Task prompt: Work out the number of lines containing "voice". Answer with nothing but that number.

Records for the exercise:
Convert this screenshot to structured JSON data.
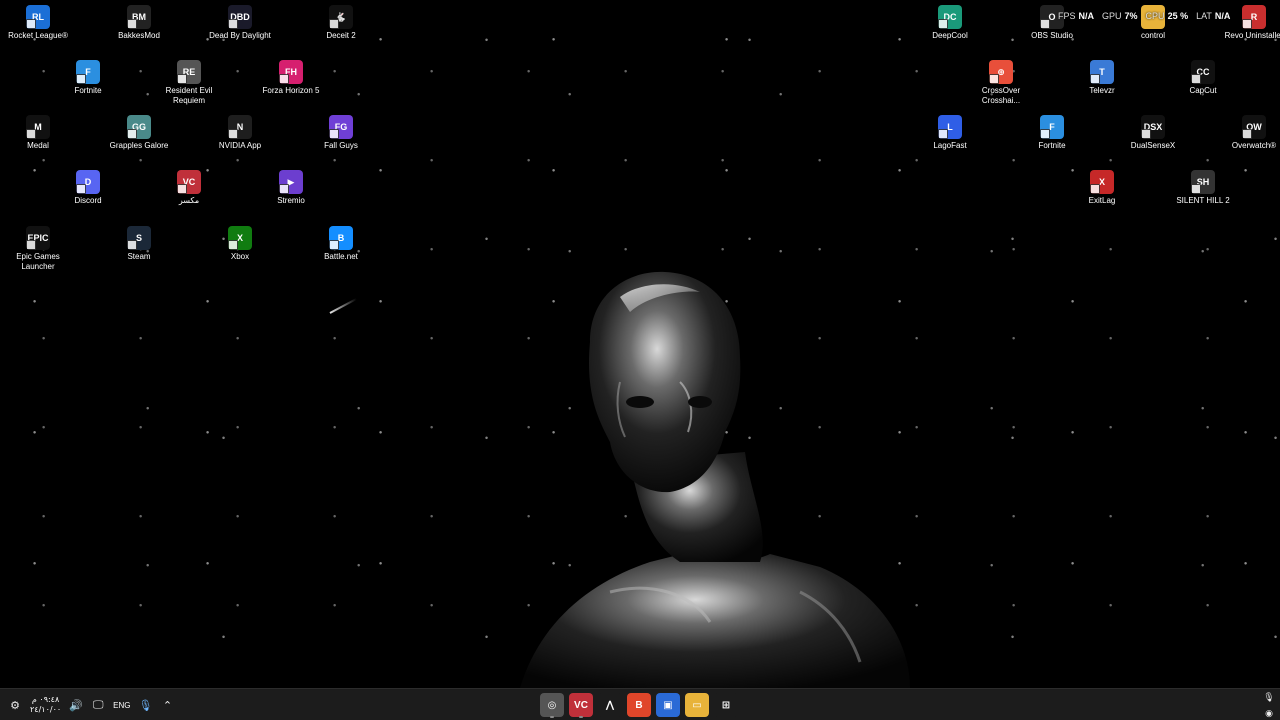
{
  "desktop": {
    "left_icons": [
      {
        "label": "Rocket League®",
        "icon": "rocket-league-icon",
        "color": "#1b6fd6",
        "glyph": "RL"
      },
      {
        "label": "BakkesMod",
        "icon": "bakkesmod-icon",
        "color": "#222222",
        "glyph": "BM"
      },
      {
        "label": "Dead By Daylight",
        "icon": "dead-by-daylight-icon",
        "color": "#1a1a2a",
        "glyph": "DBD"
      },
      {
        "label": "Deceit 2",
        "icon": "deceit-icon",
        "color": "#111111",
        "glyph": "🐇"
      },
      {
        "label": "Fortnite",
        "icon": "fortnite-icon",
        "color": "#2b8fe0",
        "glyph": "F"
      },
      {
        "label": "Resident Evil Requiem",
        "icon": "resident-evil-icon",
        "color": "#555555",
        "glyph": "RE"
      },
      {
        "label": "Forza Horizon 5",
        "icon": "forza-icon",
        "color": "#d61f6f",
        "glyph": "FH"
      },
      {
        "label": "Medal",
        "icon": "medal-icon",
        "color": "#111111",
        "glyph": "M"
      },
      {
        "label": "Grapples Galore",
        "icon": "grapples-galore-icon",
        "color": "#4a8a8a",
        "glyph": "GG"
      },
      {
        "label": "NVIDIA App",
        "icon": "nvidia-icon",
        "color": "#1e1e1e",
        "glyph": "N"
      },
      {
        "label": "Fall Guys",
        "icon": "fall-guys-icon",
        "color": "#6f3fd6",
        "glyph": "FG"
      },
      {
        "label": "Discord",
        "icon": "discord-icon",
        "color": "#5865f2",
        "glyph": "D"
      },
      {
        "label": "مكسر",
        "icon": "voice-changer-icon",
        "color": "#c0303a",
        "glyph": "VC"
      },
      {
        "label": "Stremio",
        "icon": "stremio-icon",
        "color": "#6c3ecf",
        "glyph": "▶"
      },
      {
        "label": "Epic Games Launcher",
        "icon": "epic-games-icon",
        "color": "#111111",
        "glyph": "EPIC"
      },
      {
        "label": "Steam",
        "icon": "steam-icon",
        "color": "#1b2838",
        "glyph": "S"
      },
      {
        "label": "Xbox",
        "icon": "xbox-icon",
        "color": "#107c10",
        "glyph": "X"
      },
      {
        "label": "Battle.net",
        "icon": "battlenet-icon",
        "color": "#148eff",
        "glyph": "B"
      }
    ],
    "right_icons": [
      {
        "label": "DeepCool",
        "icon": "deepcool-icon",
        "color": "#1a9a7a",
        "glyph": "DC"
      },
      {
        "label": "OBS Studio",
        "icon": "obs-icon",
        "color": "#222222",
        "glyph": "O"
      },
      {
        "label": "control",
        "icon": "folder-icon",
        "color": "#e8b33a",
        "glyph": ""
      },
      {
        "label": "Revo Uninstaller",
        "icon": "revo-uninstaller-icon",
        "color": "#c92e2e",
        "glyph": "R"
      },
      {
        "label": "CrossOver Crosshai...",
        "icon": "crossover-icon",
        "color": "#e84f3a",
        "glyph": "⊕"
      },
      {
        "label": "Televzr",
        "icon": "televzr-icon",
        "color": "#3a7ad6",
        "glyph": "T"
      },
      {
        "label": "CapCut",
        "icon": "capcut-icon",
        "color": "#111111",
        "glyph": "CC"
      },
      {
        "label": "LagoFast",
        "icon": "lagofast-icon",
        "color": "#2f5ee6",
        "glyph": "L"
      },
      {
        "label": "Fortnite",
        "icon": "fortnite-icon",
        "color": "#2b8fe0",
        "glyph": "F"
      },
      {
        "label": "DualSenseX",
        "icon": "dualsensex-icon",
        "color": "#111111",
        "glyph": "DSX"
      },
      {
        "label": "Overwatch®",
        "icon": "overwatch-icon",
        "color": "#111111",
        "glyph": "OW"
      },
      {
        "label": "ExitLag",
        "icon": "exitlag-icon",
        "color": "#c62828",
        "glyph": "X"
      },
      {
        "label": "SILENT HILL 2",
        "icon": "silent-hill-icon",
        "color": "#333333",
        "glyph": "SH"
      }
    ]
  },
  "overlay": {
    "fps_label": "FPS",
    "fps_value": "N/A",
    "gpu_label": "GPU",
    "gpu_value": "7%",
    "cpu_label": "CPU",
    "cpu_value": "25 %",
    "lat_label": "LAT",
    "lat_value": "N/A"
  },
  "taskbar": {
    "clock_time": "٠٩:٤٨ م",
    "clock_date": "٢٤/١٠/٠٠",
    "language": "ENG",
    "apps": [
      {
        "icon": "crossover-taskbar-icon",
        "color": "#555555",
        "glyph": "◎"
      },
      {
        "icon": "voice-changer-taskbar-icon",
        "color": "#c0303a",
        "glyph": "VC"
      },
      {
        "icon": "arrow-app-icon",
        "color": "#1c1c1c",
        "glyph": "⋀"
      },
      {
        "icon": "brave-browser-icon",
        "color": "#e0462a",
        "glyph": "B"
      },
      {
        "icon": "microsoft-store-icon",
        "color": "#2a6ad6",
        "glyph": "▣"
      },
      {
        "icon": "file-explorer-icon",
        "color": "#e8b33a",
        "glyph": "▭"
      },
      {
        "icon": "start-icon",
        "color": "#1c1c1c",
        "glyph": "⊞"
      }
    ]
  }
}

Complete output: 2